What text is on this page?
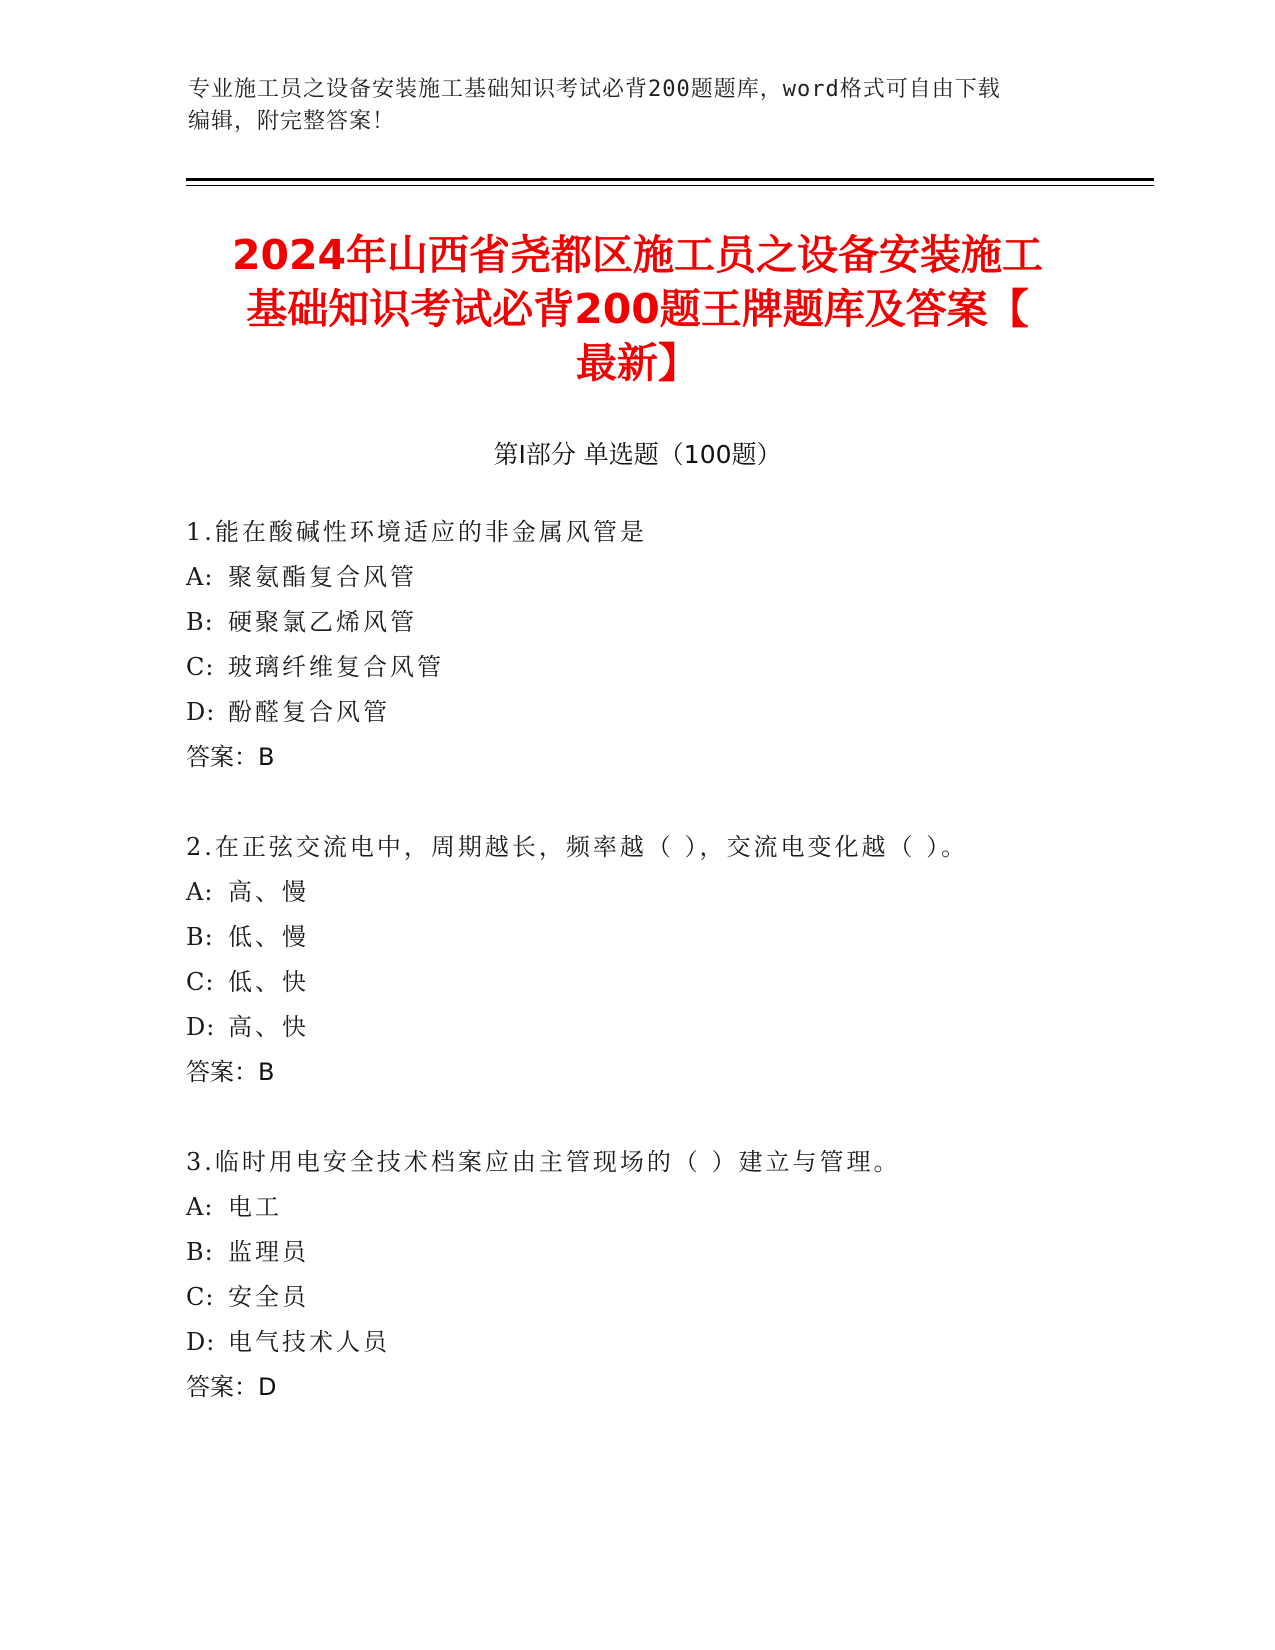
专业施工员之设备安装施工基础知识考试必背200题题库，word格式可自由下载
编辑，附完整答案！
2024年山西省尧都区施工员之设备安装施工
基础知识考试必背200题王牌题库及答案【
最新】
第Ⅰ部分 单选题（100题）
1.能在酸碱性环境适应的非金属风管是
A: 聚氨酯复合风管
B: 硬聚氯乙烯风管
C: 玻璃纤维复合风管
D: 酚醛复合风管
答案：B
2.在正弦交流电中，周期越长，频率越（ ），交流电变化越（ ）。
A: 高、慢
B: 低、慢
C: 低、快
D: 高、快
答案：B
3.临时用电安全技术档案应由主管现场的（ ）建立与管理。
A: 电工
B: 监理员
C: 安全员
D: 电气技术人员
答案：D
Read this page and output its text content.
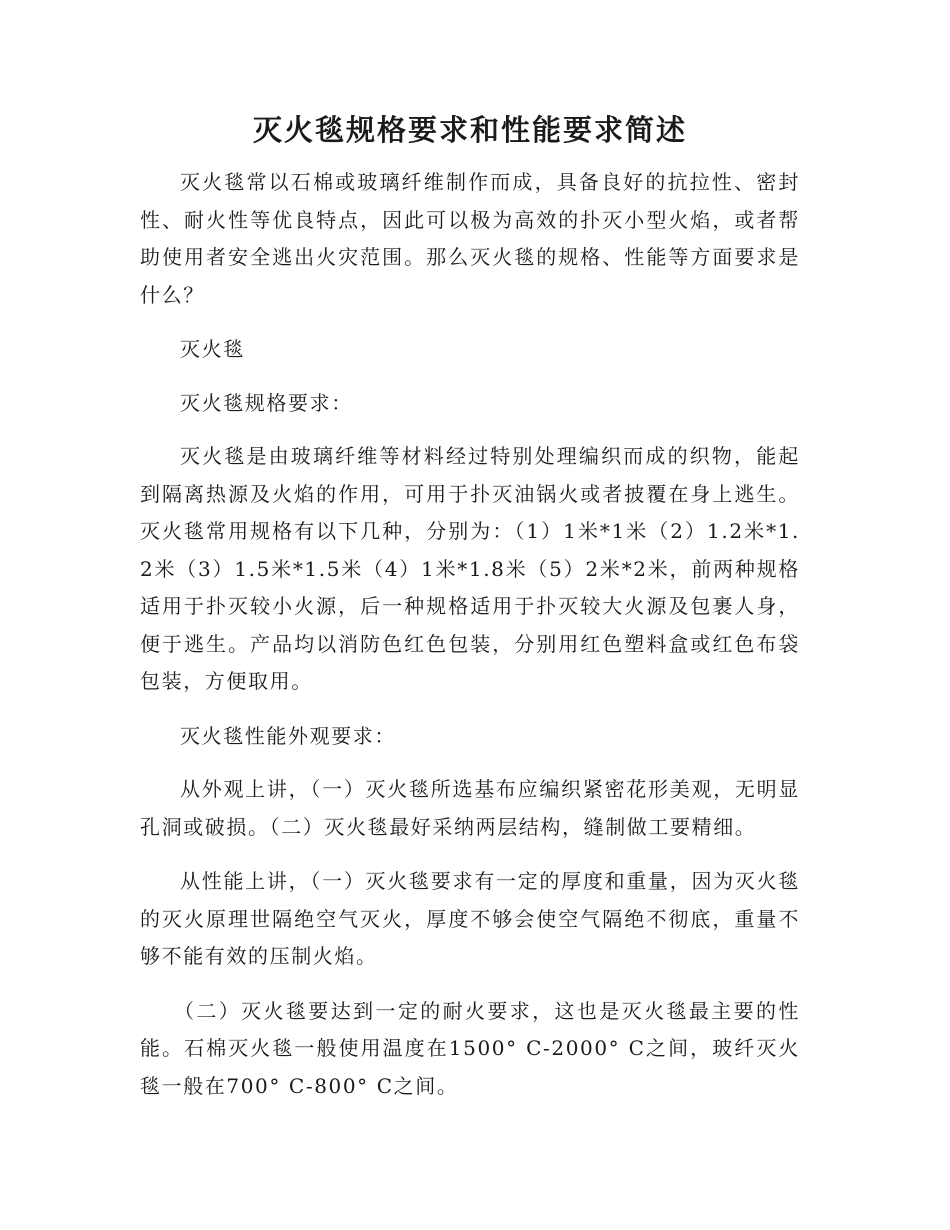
灭火毯规格要求和性能要求简述

灭火毯常以石棉或玻璃纤维制作而成，具备良好的抗拉性、密封性、耐火性等优良特点，因此可以极为高效的扑灭小型火焰，或者帮助使用者安全逃出火灾范围。那么灭火毯的规格、性能等方面要求是什么？

灭火毯

灭火毯规格要求：

灭火毯是由玻璃纤维等材料经过特别处理编织而成的织物，能起到隔离热源及火焰的作用，可用于扑灭油锅火或者披覆在身上逃生。灭火毯常用规格有以下几种，分别为：（1）1米*1米（2）1.2米*1.2米（3）1.5米*1.5米（4）1米*1.8米（5）2米*2米，前两种规格适用于扑灭较小火源，后一种规格适用于扑灭较大火源及包裹人身，便于逃生。产品均以消防色红色包装，分别用红色塑料盒或红色布袋包装，方便取用。

灭火毯性能外观要求：

从外观上讲，（一）灭火毯所选基布应编织紧密花形美观，无明显孔洞或破损。（二）灭火毯最好采纳两层结构，缝制做工要精细。

从性能上讲，（一）灭火毯要求有一定的厚度和重量，因为灭火毯的灭火原理世隔绝空气灭火，厚度不够会使空气隔绝不彻底，重量不够不能有效的压制火焰。

（二）灭火毯要达到一定的耐火要求，这也是灭火毯最主要的性能。石棉灭火毯一般使用温度在1500° C-2000° C之间，玻纤灭火毯一般在700° C-800° C之间。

WHAT YOU WILL DO:
Collect each line holding the string "text".

WRITTEN ANSWER:
What text is on this page?
Read this page and output its text content.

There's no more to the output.